> Extracted entries:
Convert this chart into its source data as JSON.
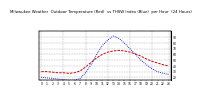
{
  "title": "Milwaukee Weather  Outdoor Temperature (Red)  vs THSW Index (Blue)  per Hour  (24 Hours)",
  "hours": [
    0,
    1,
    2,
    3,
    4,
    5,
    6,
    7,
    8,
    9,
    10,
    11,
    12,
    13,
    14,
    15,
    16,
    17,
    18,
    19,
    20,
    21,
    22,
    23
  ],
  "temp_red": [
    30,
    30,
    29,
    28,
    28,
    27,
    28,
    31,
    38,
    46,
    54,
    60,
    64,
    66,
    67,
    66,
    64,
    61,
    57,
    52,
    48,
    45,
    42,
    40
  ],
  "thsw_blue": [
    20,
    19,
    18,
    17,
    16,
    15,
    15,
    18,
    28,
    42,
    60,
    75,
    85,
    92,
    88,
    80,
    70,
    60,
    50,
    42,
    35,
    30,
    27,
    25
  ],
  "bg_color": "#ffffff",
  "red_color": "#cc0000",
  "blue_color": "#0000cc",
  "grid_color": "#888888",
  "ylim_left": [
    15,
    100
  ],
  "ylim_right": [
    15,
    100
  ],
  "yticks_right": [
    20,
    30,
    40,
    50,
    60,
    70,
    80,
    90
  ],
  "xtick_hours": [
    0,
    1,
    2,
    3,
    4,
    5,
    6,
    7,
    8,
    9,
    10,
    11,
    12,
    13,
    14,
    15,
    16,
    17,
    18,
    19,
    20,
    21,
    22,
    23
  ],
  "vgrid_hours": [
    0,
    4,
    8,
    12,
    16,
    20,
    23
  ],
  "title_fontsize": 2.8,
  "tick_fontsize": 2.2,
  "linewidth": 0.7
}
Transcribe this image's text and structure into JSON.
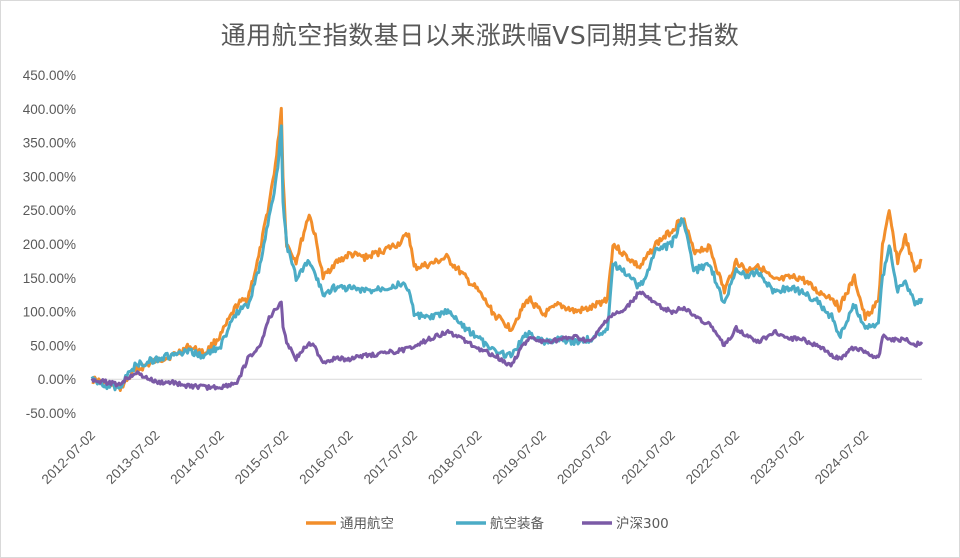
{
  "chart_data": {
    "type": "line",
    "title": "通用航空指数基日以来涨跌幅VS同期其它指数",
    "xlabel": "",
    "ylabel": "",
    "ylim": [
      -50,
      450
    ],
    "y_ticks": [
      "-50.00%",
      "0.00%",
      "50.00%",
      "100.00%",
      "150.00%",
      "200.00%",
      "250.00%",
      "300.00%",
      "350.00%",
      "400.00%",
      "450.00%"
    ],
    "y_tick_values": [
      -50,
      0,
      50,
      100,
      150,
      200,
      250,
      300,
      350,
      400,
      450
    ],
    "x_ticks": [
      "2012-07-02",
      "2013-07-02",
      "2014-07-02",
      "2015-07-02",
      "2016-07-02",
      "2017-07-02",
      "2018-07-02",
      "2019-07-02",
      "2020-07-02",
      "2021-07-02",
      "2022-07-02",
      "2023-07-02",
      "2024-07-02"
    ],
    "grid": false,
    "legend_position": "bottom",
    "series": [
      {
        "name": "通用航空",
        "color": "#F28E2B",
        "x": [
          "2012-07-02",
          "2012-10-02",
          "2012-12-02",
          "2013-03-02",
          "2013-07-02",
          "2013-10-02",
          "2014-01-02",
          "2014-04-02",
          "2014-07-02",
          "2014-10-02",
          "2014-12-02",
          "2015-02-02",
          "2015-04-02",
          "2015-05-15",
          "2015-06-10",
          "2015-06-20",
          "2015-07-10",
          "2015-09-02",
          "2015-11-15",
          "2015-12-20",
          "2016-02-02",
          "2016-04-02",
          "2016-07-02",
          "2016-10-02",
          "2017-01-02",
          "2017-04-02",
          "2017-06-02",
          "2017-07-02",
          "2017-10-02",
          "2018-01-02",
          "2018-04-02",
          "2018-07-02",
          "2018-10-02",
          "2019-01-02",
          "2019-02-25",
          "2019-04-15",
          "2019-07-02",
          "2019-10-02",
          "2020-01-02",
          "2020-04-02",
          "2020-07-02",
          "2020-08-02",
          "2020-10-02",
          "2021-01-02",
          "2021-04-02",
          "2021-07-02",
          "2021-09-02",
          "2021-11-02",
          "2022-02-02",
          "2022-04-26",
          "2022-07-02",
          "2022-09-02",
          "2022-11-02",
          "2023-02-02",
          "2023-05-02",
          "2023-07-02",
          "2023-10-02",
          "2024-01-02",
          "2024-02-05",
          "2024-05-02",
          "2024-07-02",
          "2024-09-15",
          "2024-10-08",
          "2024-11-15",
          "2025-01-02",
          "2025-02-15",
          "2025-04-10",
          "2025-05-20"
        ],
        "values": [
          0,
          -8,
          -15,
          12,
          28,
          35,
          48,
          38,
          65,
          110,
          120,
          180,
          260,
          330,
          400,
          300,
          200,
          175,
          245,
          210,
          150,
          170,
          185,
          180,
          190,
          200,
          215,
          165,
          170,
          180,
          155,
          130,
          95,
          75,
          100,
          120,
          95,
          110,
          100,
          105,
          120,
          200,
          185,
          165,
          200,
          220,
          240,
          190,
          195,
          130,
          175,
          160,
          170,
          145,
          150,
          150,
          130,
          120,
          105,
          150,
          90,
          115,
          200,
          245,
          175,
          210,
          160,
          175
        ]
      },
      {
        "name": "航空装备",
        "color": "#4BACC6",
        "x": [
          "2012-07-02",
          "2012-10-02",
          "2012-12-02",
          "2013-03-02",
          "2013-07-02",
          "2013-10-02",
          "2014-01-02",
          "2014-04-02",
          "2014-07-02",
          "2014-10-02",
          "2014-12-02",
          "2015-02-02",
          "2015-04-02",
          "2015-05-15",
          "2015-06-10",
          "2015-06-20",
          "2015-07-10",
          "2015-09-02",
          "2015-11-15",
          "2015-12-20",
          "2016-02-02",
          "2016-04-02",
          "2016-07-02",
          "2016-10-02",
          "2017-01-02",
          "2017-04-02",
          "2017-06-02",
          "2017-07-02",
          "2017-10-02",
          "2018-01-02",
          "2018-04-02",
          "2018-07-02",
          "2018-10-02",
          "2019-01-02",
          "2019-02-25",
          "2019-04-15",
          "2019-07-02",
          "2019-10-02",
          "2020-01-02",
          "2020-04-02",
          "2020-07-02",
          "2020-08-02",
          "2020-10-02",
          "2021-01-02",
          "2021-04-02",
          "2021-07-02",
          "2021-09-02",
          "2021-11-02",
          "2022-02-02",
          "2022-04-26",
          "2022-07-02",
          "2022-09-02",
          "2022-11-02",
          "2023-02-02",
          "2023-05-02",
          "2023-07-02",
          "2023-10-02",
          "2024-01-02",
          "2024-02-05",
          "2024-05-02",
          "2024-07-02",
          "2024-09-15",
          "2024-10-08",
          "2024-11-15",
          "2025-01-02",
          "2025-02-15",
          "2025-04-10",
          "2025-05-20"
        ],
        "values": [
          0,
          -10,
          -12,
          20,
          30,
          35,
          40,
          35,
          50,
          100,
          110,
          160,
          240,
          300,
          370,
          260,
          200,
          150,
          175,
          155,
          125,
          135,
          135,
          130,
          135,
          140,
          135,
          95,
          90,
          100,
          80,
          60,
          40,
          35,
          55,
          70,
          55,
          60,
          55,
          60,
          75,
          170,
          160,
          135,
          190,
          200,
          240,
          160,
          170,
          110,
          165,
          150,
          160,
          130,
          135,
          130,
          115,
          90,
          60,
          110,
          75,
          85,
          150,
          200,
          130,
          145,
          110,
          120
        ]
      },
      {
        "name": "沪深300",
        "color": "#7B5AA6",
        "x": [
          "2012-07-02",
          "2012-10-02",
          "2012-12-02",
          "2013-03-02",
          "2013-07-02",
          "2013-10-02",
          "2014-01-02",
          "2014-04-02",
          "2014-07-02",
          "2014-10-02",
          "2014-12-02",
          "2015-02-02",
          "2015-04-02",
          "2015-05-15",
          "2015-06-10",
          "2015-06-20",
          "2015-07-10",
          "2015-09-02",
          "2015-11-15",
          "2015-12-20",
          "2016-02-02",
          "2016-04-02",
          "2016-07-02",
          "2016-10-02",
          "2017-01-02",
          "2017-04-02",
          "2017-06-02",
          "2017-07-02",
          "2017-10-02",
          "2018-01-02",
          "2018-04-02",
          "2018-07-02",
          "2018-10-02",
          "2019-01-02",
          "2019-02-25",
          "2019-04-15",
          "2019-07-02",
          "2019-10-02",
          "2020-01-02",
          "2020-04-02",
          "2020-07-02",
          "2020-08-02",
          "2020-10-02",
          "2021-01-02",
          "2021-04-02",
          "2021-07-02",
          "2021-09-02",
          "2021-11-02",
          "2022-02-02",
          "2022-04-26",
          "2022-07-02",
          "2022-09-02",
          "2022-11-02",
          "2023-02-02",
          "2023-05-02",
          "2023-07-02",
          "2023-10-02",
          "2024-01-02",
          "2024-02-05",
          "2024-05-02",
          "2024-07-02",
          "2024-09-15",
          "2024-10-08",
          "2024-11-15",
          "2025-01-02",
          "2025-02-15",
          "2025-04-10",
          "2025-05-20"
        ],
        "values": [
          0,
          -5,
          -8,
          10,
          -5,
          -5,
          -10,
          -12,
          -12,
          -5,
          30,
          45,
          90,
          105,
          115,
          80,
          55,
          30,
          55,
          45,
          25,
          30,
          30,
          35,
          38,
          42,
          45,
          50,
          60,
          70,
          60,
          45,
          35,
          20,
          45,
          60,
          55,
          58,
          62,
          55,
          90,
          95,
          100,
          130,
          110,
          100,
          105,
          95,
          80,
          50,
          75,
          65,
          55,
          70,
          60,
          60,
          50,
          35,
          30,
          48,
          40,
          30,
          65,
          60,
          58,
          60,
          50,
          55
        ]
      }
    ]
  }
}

...

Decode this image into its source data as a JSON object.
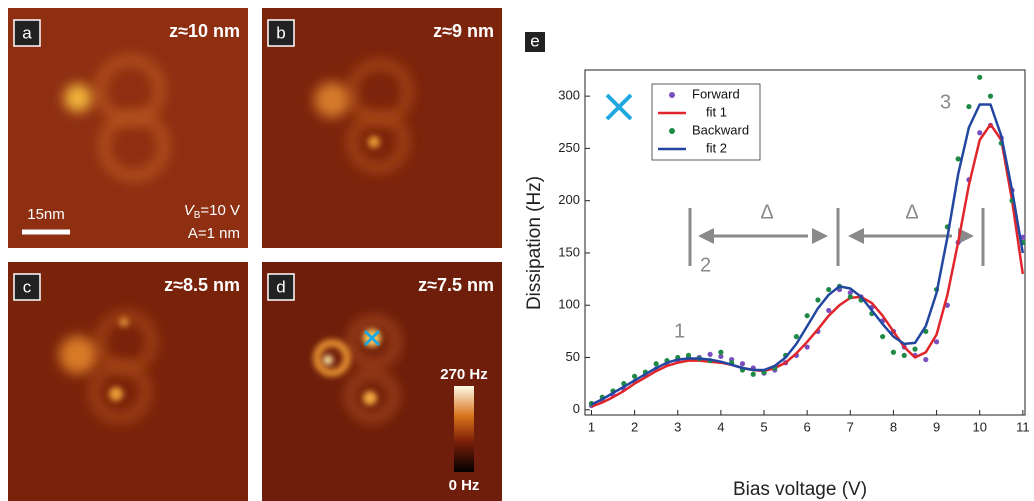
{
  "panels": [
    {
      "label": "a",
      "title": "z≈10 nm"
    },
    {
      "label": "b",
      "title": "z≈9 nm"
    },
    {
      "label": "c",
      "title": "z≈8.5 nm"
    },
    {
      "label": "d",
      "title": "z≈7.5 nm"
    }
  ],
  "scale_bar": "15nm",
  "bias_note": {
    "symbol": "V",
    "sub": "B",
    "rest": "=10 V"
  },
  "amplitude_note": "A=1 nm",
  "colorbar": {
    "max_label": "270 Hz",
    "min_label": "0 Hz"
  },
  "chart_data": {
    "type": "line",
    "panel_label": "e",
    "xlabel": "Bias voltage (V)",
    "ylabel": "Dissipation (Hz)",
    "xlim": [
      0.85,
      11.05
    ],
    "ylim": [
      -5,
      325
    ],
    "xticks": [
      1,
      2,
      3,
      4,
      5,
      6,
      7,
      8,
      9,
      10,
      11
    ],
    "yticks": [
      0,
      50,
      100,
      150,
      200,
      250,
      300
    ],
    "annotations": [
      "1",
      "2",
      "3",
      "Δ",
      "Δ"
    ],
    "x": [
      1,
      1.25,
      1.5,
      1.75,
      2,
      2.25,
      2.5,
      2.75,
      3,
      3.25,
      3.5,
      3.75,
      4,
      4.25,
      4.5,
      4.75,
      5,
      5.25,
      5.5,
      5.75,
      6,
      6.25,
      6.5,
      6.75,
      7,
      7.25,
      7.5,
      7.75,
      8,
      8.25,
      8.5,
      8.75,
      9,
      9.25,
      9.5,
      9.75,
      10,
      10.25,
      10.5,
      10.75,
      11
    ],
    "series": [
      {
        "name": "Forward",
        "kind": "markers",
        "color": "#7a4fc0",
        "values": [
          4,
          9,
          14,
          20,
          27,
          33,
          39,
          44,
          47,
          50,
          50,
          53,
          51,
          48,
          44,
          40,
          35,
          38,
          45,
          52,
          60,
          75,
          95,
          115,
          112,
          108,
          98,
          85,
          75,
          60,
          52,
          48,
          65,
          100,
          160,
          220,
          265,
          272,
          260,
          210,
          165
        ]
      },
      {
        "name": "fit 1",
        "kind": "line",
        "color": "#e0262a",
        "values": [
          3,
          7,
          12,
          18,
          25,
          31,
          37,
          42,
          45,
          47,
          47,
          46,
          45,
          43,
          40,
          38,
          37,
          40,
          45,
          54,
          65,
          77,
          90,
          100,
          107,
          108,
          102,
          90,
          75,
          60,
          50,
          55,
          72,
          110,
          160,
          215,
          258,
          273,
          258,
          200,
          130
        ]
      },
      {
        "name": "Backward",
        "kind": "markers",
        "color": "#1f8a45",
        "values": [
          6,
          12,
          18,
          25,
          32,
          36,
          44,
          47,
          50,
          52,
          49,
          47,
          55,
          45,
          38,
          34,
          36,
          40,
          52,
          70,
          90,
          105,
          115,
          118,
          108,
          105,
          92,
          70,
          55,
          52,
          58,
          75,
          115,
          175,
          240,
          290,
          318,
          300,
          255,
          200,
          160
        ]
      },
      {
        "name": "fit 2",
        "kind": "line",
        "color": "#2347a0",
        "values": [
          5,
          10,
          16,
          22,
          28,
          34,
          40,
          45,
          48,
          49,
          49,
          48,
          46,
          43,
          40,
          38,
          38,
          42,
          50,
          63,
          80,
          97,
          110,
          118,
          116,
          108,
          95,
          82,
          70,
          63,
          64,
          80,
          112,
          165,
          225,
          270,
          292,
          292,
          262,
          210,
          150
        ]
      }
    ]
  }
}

> Exercise task: Show every line above in which the word "this" occurs.

> Task output:
Convert this chart into its source data as JSON.
Transcribe this image's text and structure into JSON.
Decode this image into its source data as a JSON object.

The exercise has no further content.